Dataset excerpts

— START —

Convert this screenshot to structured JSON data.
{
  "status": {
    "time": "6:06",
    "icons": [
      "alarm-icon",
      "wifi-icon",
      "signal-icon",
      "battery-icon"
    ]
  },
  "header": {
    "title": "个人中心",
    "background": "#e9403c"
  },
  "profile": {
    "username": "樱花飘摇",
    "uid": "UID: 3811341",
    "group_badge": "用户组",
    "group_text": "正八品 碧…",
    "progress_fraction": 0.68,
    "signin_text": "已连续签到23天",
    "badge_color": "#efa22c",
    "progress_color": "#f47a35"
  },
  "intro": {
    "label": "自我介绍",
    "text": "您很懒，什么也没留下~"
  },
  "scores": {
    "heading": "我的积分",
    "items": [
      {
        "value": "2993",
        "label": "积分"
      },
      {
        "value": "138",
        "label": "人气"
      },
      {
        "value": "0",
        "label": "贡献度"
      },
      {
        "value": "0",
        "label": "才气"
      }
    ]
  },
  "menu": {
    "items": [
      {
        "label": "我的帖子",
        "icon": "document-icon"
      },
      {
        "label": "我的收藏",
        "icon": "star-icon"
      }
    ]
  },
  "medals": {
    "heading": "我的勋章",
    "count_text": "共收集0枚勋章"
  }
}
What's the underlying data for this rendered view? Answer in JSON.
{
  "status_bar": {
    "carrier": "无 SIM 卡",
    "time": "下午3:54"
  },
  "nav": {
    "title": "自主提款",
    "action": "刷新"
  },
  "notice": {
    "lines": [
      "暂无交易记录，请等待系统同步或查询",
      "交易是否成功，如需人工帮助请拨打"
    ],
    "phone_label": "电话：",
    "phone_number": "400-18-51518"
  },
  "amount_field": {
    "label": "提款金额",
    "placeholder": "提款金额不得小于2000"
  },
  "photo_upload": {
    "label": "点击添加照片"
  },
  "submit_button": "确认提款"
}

— END —

* [Aim]: The data above must be returned in full, exactly as written.

* [Answer below]:
Convert this screenshot to structured JSON data.
{
  "status": {
    "time": "6:06",
    "icons": [
      "alarm-icon",
      "wifi-icon",
      "signal-icon",
      "battery-icon"
    ]
  },
  "header": {
    "title": "个人中心",
    "background": "#e9403c"
  },
  "profile": {
    "username": "樱花飘摇",
    "uid": "UID: 3811341",
    "group_badge": "用户组",
    "group_text": "正八品 碧…",
    "progress_fraction": 0.68,
    "signin_text": "已连续签到23天",
    "badge_color": "#efa22c",
    "progress_color": "#f47a35"
  },
  "intro": {
    "label": "自我介绍",
    "text": "您很懒，什么也没留下~"
  },
  "scores": {
    "heading": "我的积分",
    "items": [
      {
        "value": "2993",
        "label": "积分"
      },
      {
        "value": "138",
        "label": "人气"
      },
      {
        "value": "0",
        "label": "贡献度"
      },
      {
        "value": "0",
        "label": "才气"
      }
    ]
  },
  "menu": {
    "items": [
      {
        "label": "我的帖子",
        "icon": "document-icon"
      },
      {
        "label": "我的收藏",
        "icon": "star-icon"
      }
    ]
  },
  "medals": {
    "heading": "我的勋章",
    "count_text": "共收集0枚勋章"
  }
}
What's the underlying data for this rendered view? Answer in JSON.
{
  "status_bar": {
    "carrier": "无 SIM 卡",
    "time": "下午3:54"
  },
  "nav": {
    "title": "自主提款",
    "action": "刷新"
  },
  "notice": {
    "lines": [
      "暂无交易记录，请等待系统同步或查询",
      "交易是否成功，如需人工帮助请拨打"
    ],
    "phone_label": "电话：",
    "phone_number": "400-18-51518"
  },
  "amount_field": {
    "label": "提款金额",
    "placeholder": "提款金额不得小于2000"
  },
  "photo_upload": {
    "label": "点击添加照片"
  },
  "submit_button": "确认提款"
}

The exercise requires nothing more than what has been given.